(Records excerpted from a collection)
----

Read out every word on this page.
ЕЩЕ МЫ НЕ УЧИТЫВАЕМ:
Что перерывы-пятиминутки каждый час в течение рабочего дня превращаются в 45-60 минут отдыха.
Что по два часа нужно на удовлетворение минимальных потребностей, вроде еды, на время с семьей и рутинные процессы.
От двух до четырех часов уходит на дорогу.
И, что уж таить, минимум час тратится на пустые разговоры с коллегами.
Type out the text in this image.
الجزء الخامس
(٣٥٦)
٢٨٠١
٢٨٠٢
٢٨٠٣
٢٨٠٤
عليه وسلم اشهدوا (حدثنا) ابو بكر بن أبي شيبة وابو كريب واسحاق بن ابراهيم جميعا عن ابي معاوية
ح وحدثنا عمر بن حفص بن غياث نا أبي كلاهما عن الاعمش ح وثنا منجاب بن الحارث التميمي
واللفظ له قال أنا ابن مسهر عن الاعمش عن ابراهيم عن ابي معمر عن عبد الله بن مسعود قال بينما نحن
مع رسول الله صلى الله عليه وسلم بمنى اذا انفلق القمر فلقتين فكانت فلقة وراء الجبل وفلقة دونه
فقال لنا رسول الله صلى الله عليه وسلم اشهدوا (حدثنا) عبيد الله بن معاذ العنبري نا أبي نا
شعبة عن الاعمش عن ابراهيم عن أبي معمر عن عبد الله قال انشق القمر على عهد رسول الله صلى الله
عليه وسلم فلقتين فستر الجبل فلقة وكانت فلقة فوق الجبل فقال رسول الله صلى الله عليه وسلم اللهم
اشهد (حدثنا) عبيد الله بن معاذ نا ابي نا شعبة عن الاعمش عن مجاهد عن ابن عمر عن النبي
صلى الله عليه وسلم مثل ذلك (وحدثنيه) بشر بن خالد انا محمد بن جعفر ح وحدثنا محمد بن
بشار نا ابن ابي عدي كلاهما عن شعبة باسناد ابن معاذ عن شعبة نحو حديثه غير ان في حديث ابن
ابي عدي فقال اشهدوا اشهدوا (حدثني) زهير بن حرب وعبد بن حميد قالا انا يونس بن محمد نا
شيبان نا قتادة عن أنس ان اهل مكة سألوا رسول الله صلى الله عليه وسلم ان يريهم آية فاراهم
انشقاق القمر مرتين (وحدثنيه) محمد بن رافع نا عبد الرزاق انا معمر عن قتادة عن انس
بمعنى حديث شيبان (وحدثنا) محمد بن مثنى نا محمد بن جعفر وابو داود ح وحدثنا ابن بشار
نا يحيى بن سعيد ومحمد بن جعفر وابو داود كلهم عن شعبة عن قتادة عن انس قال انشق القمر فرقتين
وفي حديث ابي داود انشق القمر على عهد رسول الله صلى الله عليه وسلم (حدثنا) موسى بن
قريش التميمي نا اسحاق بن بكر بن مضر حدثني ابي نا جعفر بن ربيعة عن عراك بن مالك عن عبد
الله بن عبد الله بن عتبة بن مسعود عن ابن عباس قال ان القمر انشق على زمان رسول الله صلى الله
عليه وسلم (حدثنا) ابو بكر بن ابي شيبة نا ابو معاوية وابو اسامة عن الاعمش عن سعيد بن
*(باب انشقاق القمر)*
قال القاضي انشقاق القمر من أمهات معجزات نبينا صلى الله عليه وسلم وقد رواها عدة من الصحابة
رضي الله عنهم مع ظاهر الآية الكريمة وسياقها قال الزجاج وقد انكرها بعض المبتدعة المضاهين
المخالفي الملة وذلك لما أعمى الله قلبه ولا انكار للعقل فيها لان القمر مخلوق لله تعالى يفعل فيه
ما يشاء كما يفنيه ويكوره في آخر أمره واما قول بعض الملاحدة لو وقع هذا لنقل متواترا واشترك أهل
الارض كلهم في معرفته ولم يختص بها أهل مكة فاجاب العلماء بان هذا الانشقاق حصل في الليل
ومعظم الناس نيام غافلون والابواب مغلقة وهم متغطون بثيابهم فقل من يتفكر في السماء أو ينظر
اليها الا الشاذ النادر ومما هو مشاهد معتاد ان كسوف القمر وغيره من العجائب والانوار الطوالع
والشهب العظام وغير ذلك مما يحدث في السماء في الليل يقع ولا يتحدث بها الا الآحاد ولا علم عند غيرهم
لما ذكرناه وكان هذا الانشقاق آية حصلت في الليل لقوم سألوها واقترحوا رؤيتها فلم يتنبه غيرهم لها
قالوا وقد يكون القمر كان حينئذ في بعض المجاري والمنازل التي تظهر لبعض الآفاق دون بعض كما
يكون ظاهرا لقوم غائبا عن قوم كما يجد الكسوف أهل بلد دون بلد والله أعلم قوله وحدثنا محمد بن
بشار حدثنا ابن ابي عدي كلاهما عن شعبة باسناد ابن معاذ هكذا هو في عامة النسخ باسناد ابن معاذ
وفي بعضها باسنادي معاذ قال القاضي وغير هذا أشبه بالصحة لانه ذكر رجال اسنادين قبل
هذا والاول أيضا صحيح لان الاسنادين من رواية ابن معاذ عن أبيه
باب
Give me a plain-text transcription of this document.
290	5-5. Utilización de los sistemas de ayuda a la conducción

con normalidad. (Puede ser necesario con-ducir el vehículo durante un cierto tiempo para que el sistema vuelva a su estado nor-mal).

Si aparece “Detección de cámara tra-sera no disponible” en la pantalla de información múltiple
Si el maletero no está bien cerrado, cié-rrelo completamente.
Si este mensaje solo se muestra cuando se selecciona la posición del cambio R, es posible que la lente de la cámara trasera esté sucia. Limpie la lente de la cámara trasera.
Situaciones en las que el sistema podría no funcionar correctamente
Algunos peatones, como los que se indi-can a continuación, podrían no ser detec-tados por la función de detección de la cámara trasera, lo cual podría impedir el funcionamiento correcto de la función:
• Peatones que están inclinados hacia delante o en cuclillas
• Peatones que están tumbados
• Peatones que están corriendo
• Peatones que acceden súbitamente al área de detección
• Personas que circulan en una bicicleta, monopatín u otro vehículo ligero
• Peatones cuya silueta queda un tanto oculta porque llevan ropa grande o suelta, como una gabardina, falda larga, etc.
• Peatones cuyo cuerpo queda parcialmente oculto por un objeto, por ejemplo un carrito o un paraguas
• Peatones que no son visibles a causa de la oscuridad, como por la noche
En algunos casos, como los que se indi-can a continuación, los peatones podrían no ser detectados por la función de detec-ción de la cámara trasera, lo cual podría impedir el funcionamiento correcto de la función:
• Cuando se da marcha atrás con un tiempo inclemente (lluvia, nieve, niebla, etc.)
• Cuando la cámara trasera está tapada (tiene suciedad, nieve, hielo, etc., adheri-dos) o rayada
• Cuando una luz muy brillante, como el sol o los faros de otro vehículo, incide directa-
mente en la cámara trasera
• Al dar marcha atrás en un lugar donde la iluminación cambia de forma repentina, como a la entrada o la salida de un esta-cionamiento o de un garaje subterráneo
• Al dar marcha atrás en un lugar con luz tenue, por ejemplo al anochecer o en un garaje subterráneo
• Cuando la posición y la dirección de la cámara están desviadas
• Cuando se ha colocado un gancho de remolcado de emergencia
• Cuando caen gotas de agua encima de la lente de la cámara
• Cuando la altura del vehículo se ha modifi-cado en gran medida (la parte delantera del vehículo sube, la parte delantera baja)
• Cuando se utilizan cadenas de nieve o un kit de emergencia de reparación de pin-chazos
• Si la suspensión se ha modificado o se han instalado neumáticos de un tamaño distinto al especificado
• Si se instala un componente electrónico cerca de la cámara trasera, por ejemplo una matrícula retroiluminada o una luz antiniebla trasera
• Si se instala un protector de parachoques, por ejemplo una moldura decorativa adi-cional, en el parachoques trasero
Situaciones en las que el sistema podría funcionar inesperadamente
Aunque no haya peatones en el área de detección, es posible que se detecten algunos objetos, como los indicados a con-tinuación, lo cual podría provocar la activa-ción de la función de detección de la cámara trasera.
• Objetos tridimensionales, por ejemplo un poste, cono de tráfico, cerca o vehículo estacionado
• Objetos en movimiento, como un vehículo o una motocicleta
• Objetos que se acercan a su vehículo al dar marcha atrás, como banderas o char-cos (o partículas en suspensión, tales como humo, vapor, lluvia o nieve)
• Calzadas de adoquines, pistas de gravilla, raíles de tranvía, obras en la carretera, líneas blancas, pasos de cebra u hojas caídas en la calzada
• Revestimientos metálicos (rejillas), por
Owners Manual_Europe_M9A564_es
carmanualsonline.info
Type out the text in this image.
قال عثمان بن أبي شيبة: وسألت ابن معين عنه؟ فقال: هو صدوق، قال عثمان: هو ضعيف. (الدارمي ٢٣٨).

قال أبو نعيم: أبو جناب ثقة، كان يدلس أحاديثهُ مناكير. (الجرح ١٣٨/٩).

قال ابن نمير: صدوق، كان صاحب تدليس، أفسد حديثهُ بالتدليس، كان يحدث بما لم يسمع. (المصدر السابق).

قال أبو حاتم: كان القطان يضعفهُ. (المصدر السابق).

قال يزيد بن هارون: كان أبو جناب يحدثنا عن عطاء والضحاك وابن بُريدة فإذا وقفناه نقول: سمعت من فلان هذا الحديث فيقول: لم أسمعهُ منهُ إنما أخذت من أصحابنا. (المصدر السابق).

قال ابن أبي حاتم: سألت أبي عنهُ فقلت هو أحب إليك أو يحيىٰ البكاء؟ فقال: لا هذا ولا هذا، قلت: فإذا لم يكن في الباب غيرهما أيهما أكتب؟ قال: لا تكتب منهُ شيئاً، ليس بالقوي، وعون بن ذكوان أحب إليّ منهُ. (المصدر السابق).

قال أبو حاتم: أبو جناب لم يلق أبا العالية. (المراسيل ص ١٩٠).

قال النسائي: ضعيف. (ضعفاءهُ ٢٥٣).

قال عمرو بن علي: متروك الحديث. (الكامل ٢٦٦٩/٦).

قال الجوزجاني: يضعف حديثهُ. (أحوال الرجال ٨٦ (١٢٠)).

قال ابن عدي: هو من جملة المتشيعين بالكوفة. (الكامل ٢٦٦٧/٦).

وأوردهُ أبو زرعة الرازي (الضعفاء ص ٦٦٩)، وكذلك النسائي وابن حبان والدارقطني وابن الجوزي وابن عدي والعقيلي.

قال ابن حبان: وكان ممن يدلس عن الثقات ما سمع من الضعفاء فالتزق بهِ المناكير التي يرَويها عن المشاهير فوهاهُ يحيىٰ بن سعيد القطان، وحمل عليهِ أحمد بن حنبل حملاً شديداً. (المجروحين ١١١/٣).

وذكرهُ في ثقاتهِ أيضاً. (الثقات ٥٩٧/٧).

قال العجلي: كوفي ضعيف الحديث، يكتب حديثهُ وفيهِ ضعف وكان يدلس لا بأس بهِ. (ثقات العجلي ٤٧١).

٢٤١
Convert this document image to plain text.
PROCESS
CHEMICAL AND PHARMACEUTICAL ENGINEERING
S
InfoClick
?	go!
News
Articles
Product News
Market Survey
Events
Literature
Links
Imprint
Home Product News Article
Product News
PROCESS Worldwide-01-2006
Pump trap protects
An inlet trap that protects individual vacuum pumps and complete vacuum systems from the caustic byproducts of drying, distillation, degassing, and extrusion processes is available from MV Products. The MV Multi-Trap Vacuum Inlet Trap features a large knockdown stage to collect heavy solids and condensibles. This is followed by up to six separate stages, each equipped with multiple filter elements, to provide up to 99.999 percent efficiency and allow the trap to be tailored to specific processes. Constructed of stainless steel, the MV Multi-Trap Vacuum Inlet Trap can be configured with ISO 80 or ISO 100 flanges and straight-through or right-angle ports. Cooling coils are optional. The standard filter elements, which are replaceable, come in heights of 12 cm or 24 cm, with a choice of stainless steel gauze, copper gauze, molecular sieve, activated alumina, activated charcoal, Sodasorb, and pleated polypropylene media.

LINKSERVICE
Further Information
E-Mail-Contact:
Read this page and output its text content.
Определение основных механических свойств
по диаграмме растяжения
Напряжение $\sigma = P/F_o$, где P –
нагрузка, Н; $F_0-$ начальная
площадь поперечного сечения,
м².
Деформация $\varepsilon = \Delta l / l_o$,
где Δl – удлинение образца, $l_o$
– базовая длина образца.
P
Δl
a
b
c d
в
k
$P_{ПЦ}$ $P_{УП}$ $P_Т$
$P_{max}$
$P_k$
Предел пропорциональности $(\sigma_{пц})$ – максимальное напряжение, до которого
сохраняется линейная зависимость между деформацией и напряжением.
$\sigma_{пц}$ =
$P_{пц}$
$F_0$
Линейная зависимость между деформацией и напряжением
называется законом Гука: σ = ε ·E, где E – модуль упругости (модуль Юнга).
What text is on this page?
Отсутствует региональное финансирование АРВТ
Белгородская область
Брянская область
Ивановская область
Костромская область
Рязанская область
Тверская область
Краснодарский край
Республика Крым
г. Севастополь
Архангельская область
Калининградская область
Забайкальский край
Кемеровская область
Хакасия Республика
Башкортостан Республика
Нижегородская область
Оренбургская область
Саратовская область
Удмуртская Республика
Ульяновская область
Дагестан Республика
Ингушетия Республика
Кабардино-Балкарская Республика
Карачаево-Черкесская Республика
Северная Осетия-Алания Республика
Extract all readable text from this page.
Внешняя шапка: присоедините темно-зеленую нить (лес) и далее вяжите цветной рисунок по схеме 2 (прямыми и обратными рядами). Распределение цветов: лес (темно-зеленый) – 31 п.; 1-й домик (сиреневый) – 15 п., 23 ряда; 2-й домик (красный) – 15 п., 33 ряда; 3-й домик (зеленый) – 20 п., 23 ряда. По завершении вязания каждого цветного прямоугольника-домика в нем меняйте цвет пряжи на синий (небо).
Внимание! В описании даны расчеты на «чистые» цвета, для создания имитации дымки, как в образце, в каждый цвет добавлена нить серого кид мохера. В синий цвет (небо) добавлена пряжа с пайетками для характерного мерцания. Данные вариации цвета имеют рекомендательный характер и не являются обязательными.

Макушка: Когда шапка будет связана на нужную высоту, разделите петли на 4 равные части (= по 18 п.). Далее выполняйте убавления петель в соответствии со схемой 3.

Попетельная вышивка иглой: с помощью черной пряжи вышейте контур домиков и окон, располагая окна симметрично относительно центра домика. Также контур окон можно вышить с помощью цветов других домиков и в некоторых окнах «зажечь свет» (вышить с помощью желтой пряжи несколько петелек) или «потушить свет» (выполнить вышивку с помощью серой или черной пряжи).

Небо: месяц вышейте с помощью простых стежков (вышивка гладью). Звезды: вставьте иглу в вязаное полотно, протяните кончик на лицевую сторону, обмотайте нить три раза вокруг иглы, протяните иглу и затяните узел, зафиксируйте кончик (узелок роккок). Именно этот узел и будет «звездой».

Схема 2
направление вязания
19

----

Exercise goal :: Find the lines holding "protects" and list every one.

Task response ::
Pump trap protects
An inlet trap that protects individual vacuum pumps and complete vacuum systems from the caustic byproducts of drying, distillation, degassing, and extrusion processes is available from MV Products. The MV Multi-Trap Vacuum Inlet Trap features a large knockdown stage to collect heavy solids and condensibles. This is followed by up to six separate stages, each equipped with multiple filter elements, to provide up to 99.999 percent efficiency and allow the trap to be tailored to specific processes. Constructed of stainless steel, the MV Multi-Trap Vacuum Inlet Trap can be configured with ISO 80 or ISO 100 flanges and straight-through or right-angle ports. Cooling coils are optional. The standard filter elements, which are replaceable, come in heights of 12 cm or 24 cm, with a choice of stainless steel gauze, copper gauze, molecular sieve, activated alumina, activated charcoal, Sodasorb, and pleated polypropylene media.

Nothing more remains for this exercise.